• [Exercise prompt]: Print the listing in its entirety and exactly, leaving out images.

• [Supplied records]:
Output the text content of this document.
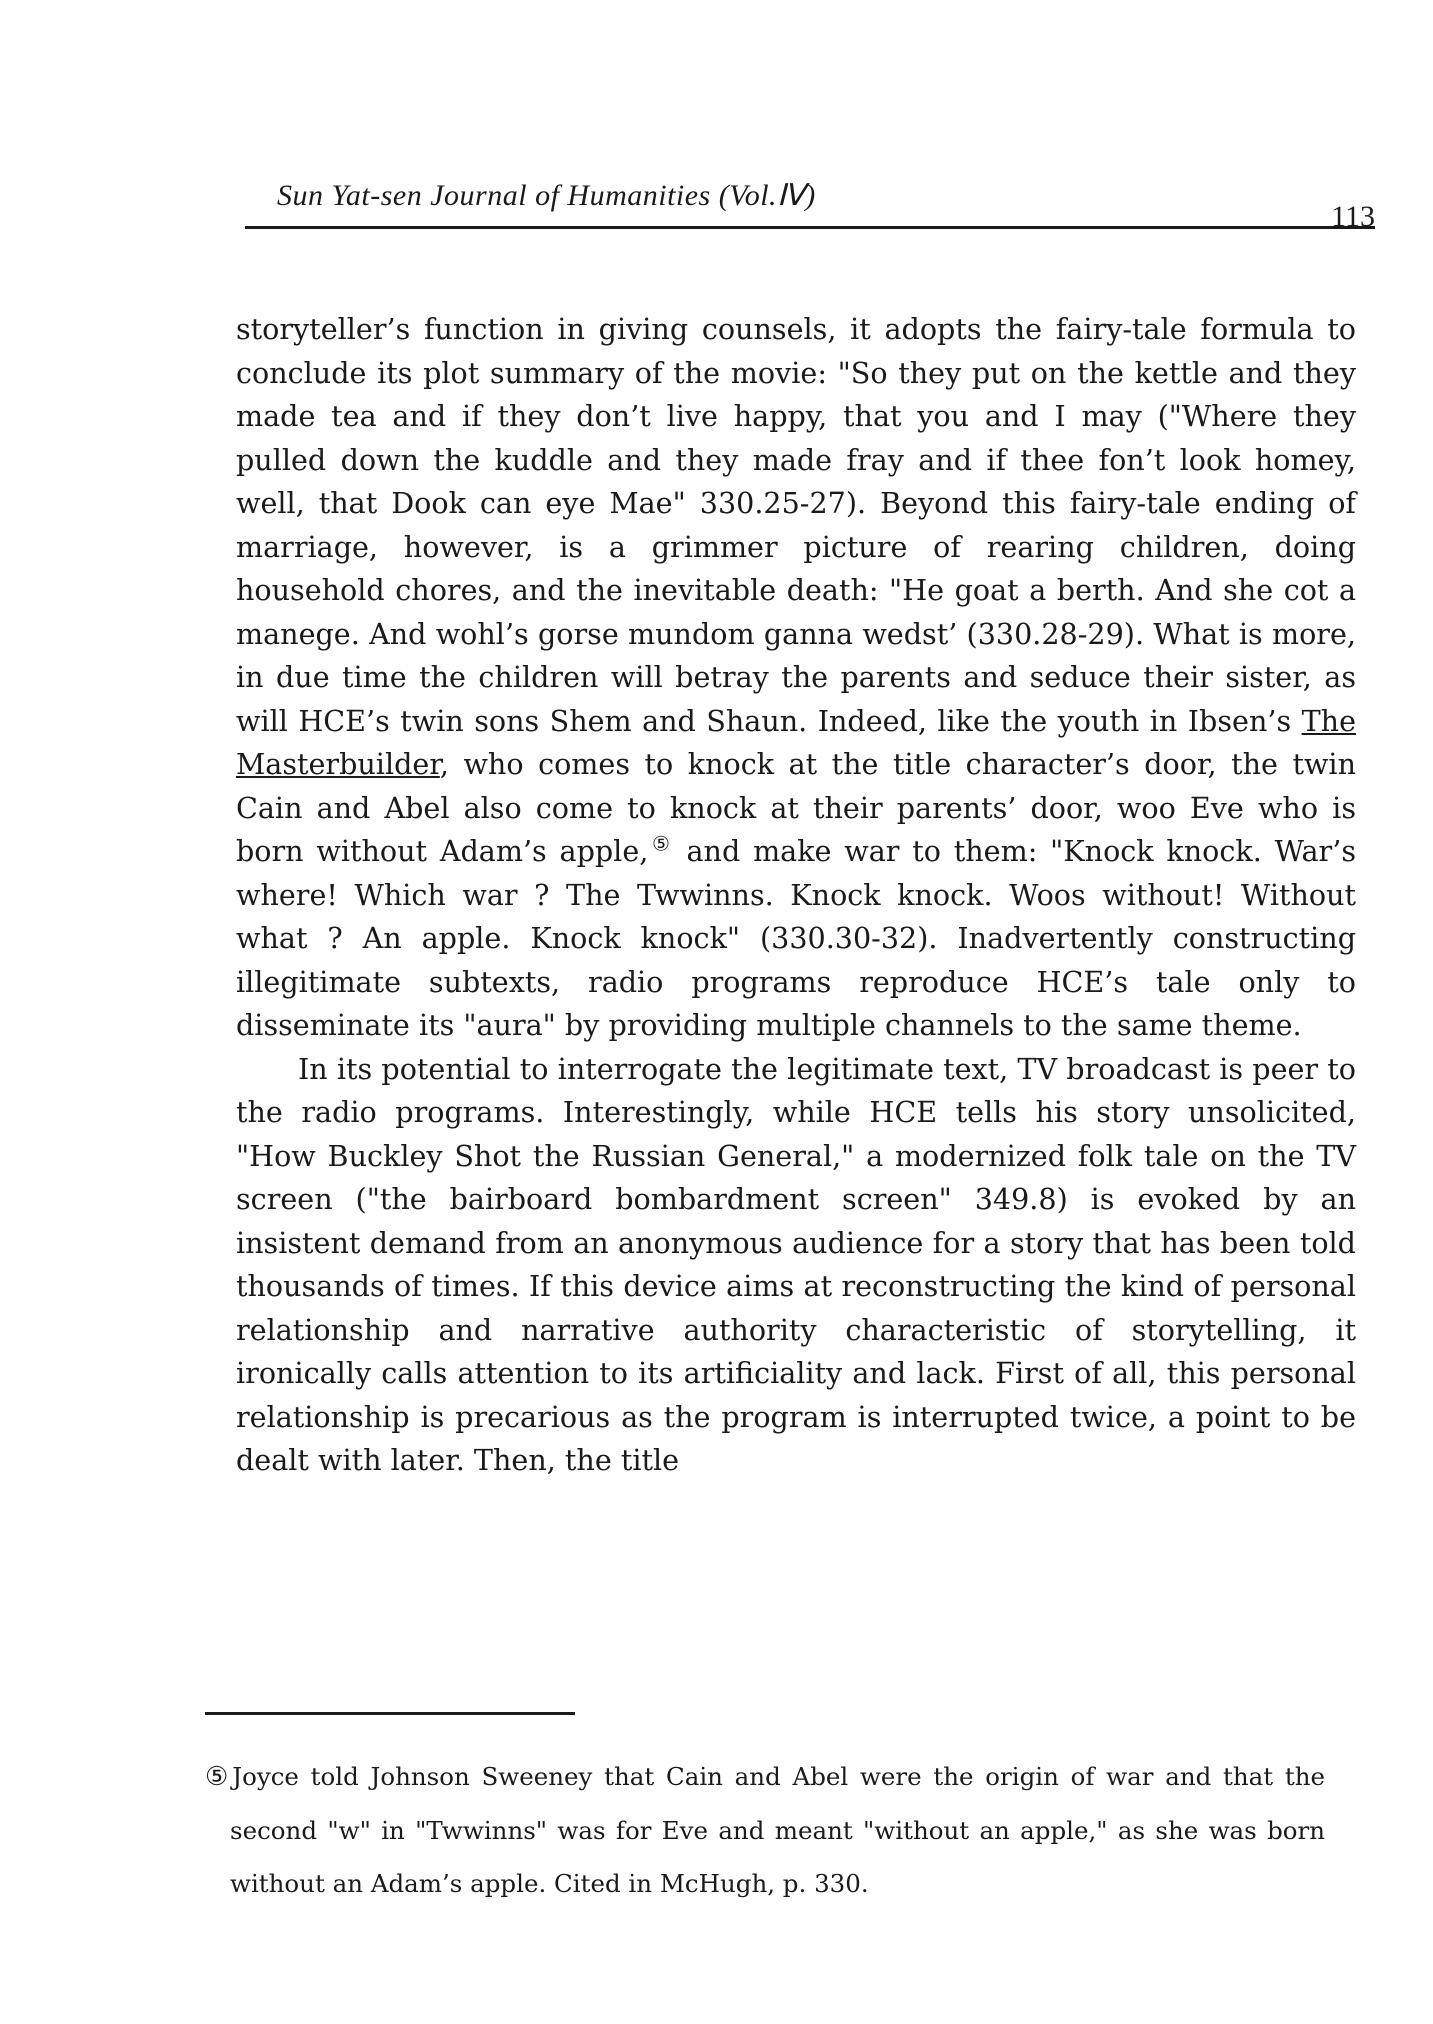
Sun Yat-sen Journal of Humanities (Vol.Ⅳ)
113

storyteller’s function in giving counsels, it adopts the fairy-tale formula to conclude its plot summary of the movie: "So they put on the kettle and they made tea and if they don’t live happy, that you and I may ("Where they pulled down the kuddle and they made fray and if thee fon’t look homey, well, that Dook can eye Mae" 330.25-27). Beyond this fairy-tale ending of marriage, however, is a grimmer picture of rearing children, doing household chores, and the inevitable death: "He goat a berth. And she cot a manege. And wohl’s gorse mundom ganna wedst’ (330.28-29). What is more, in due time the children will betray the parents and seduce their sister, as will HCE’s twin sons Shem and Shaun. Indeed, like the youth in Ibsen’s The Masterbuilder, who comes to knock at the title character’s door, the twin Cain and Abel also come to knock at their parents’ door, woo Eve who is born without Adam’s apple,⑤ and make war to them: "Knock knock. War’s where! Which war ? The Twwinns. Knock knock. Woos without! Without what ? An apple. Knock knock" (330.30-32). Inadvertently constructing illegitimate subtexts, radio programs reproduce HCE’s tale only to disseminate its "aura" by providing multiple channels to the same theme.

In its potential to interrogate the legitimate text, TV broadcast is peer to the radio programs. Interestingly, while HCE tells his story unsolicited, "How Buckley Shot the Russian General," a modernized folk tale on the TV screen ("the bairboard bombardment screen" 349.8) is evoked by an insistent demand from an anonymous audience for a story that has been told thousands of times. If this device aims at reconstructing the kind of personal relationship and narrative authority characteristic of storytelling, it ironically calls attention to its artificiality and lack. First of all, this personal relationship is precarious as the program is interrupted twice, a point to be dealt with later. Then, the title

⑤Joyce told Johnson Sweeney that Cain and Abel were the origin of war and that the second "w" in "Twwinns" was for Eve and meant "without an apple," as she was born without an Adam’s apple. Cited in McHugh, p. 330.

• [Finished exercise]:
Output the text content of this document.
Sun Yat-sen Journal of Humanities (Vol.Ⅳ)
113

storyteller’s function in giving counsels, it adopts the fairy-tale formula to conclude its plot summary of the movie: "So they put on the kettle and they made tea and if they don’t live happy, that you and I may ("Where they pulled down the kuddle and they made fray and if thee fon’t look homey, well, that Dook can eye Mae" 330.25-27). Beyond this fairy-tale ending of marriage, however, is a grimmer picture of rearing children, doing household chores, and the inevitable death: "He goat a berth. And she cot a manege. And wohl’s gorse mundom ganna wedst’ (330.28-29). What is more, in due time the children will betray the parents and seduce their sister, as will HCE’s twin sons Shem and Shaun. Indeed, like the youth in Ibsen’s The Masterbuilder, who comes to knock at the title character’s door, the twin Cain and Abel also come to knock at their parents’ door, woo Eve who is born without Adam’s apple,⑤ and make war to them: "Knock knock. War’s where! Which war ? The Twwinns. Knock knock. Woos without! Without what ? An apple. Knock knock" (330.30-32). Inadvertently constructing illegitimate subtexts, radio programs reproduce HCE’s tale only to disseminate its "aura" by providing multiple channels to the same theme.

In its potential to interrogate the legitimate text, TV broadcast is peer to the radio programs. Interestingly, while HCE tells his story unsolicited, "How Buckley Shot the Russian General," a modernized folk tale on the TV screen ("the bairboard bombardment screen" 349.8) is evoked by an insistent demand from an anonymous audience for a story that has been told thousands of times. If this device aims at reconstructing the kind of personal relationship and narrative authority characteristic of storytelling, it ironically calls attention to its artificiality and lack. First of all, this personal relationship is precarious as the program is interrupted twice, a point to be dealt with later. Then, the title

⑤Joyce told Johnson Sweeney that Cain and Abel were the origin of war and that the second "w" in "Twwinns" was for Eve and meant "without an apple," as she was born without an Adam’s apple. Cited in McHugh, p. 330.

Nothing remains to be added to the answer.